---------- AVAILABLE RECORDS ----------
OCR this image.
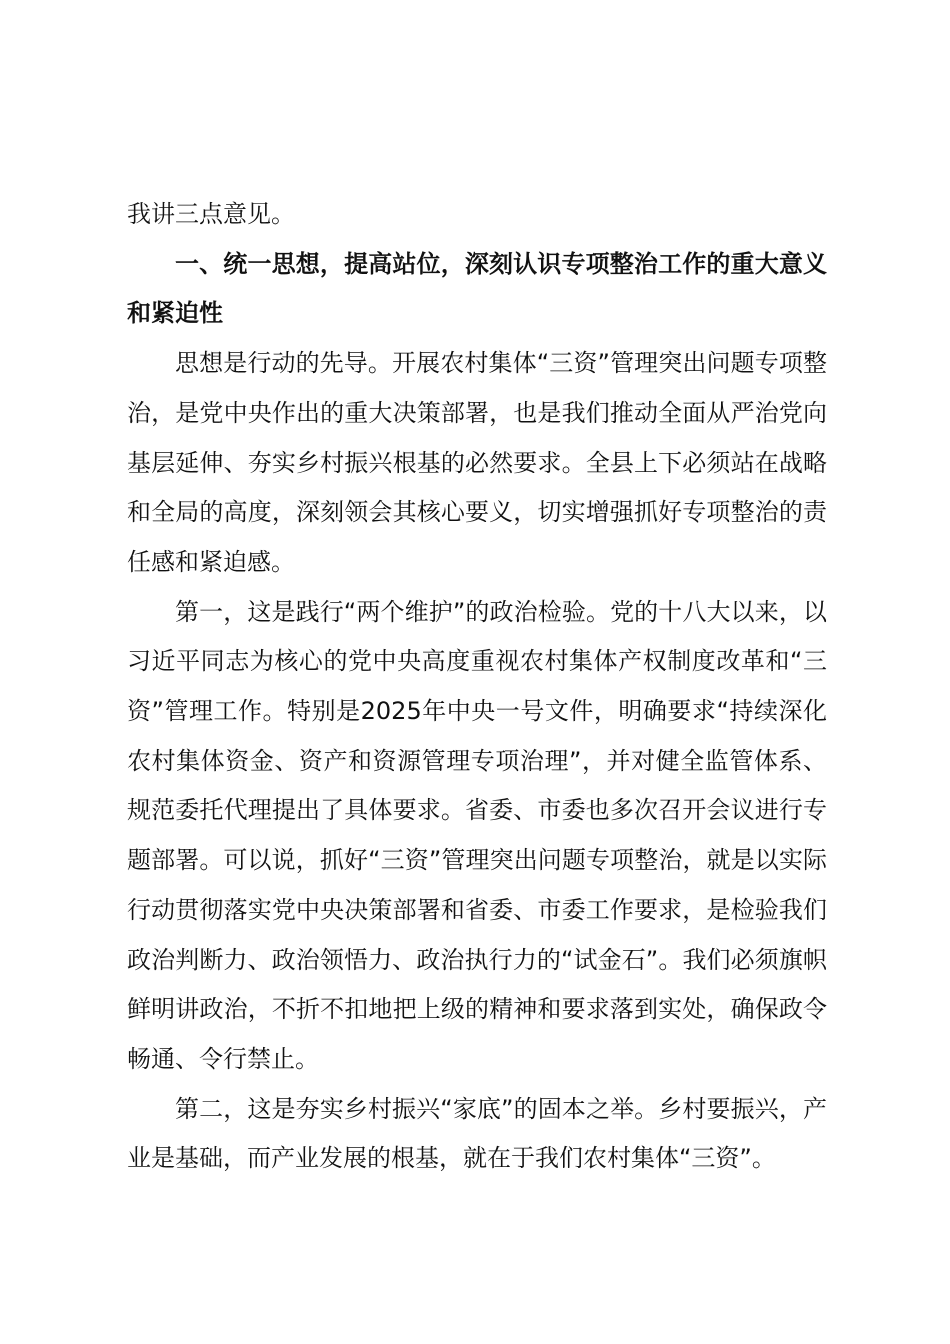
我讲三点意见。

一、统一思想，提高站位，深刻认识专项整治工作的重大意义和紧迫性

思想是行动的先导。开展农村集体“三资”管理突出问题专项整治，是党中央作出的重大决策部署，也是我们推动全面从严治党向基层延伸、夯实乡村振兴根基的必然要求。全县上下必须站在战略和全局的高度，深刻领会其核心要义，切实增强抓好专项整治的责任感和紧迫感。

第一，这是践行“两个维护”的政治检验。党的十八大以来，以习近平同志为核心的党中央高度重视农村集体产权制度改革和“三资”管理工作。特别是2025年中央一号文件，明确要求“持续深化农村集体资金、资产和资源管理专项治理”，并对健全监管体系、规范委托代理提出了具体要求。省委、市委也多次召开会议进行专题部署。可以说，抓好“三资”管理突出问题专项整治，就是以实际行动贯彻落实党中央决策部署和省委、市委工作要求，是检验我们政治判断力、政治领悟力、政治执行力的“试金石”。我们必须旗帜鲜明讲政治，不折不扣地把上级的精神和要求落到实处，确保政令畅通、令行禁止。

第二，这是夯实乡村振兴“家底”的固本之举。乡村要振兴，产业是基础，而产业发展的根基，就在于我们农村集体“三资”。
----------
---------- AVAILABLE RECORDS ----------
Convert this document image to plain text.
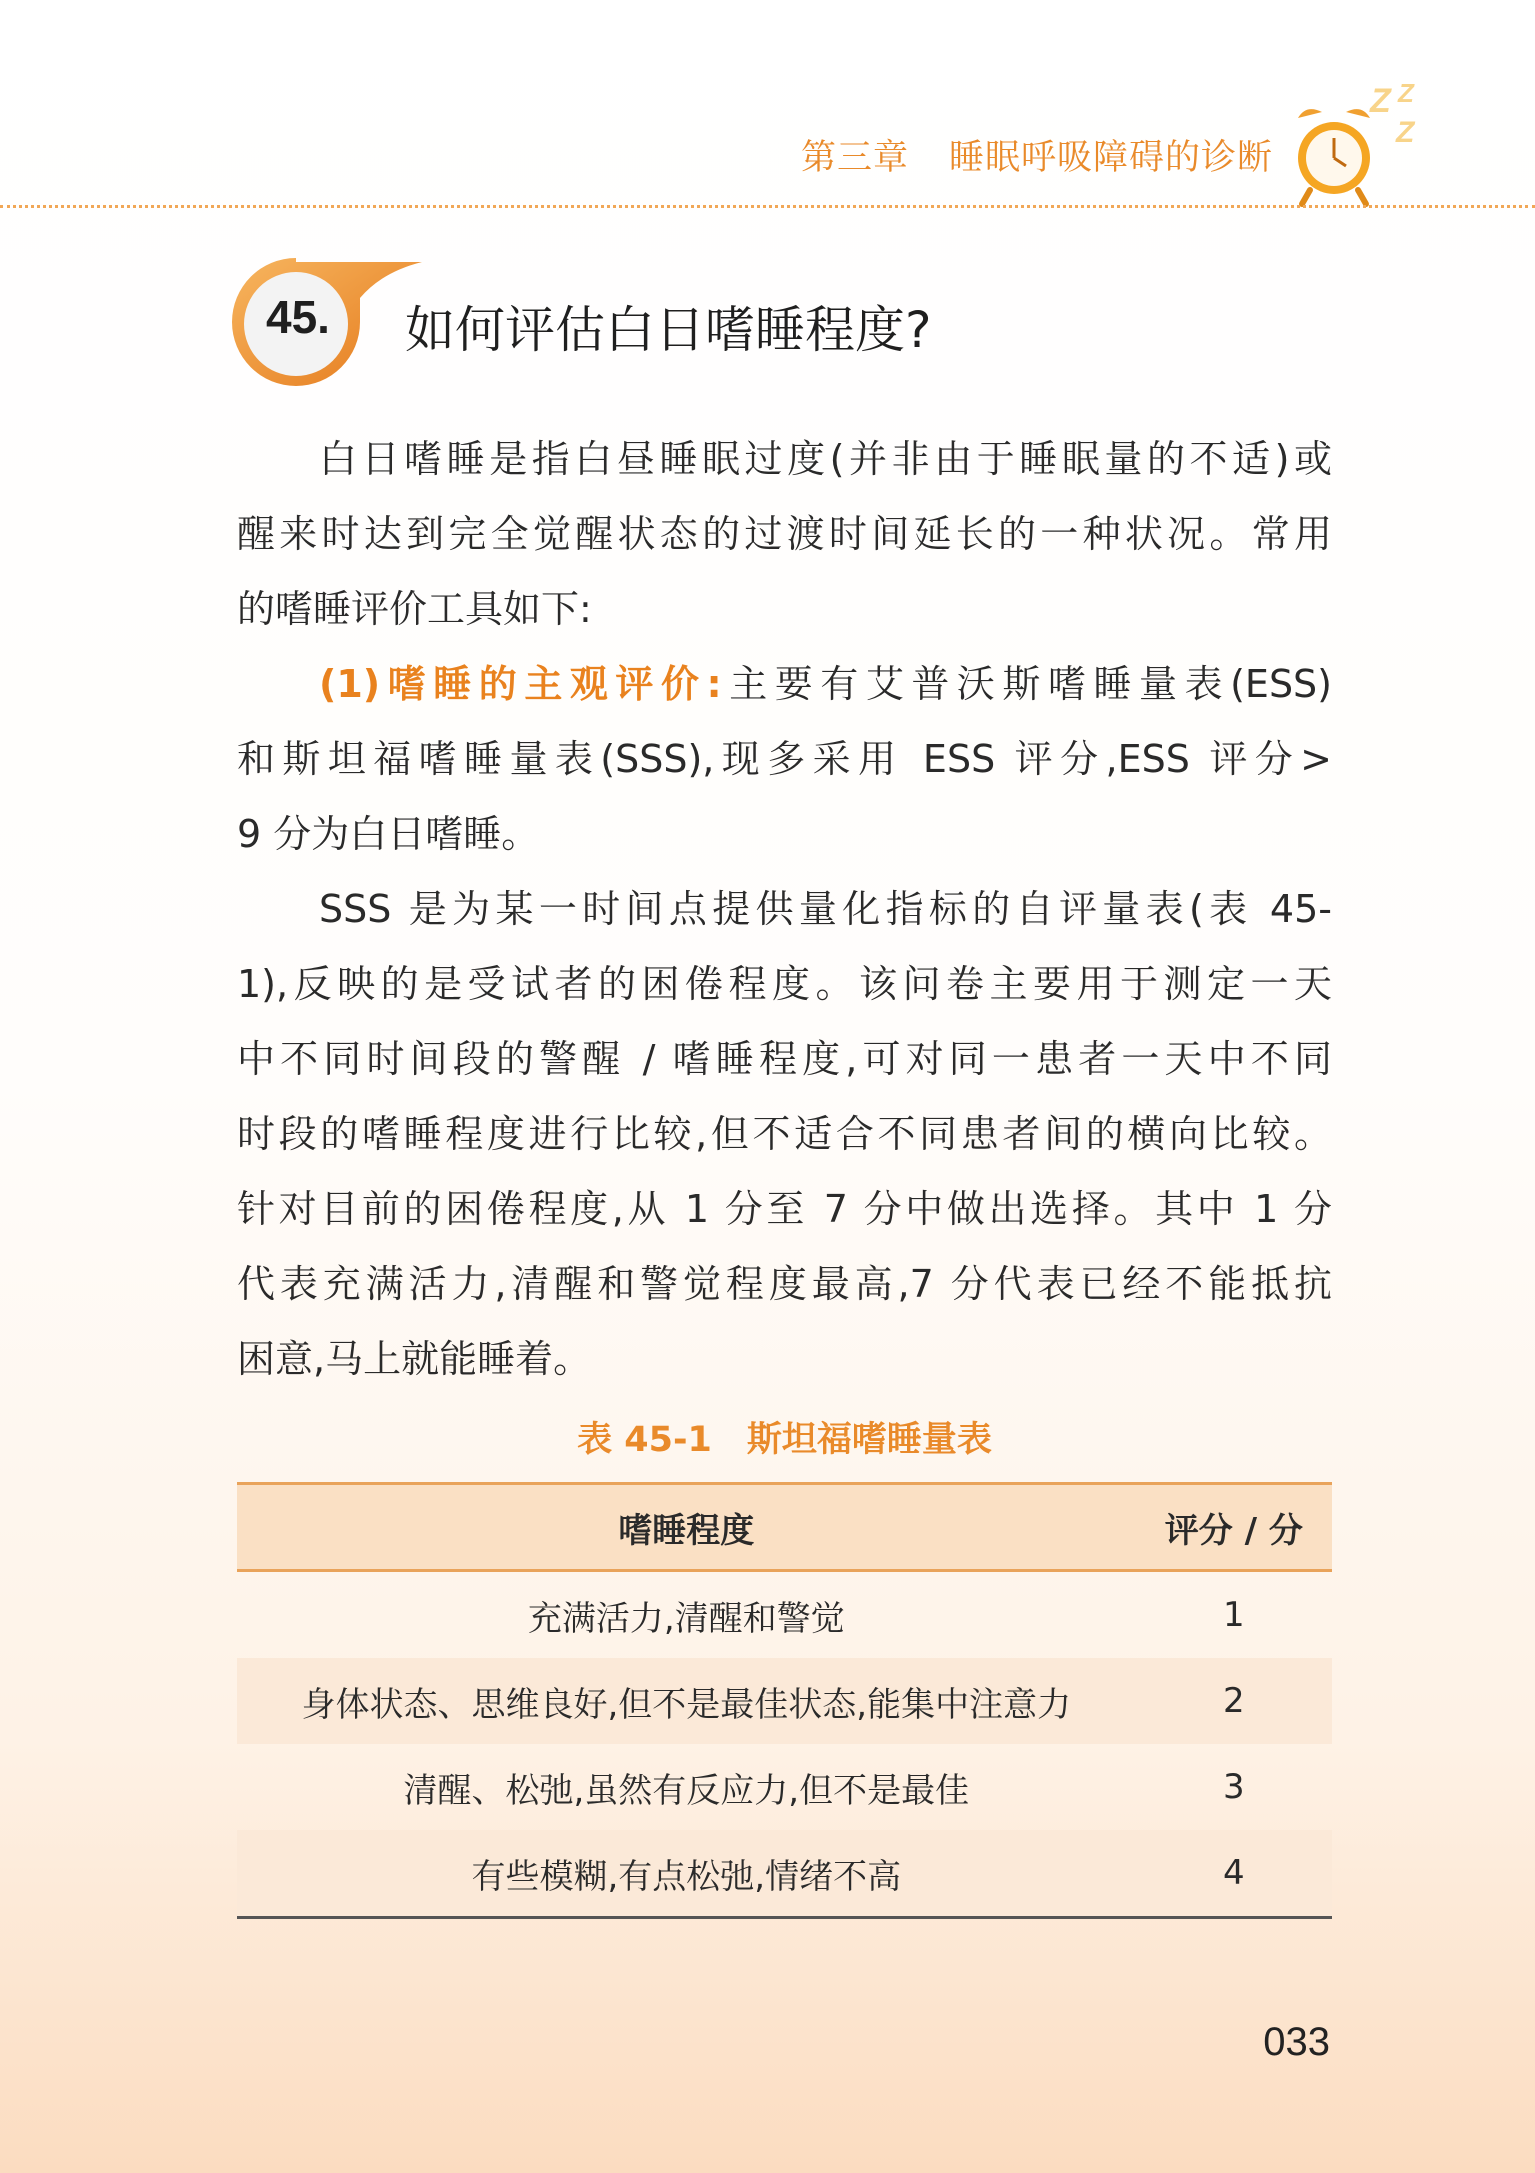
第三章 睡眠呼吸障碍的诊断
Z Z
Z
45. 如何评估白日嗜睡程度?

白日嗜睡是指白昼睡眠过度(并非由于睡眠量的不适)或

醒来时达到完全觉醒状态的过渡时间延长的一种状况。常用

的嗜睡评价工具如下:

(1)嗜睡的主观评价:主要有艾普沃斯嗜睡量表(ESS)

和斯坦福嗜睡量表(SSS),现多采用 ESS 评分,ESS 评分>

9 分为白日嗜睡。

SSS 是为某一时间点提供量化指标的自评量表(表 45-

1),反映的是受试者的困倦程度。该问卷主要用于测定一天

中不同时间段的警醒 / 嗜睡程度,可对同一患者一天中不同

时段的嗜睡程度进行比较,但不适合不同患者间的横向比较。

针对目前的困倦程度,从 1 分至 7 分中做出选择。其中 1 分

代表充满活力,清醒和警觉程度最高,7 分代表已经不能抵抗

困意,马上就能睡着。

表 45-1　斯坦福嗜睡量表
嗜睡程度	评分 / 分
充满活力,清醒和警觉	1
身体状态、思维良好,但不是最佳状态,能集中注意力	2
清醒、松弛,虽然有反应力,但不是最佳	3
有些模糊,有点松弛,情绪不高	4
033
----------
● REQUIRED WORK: Out of the records, collect only those lines that contain the string "image".

● COMPLETE RESPONSE:
OCR this image.
Convert this document image to plain text.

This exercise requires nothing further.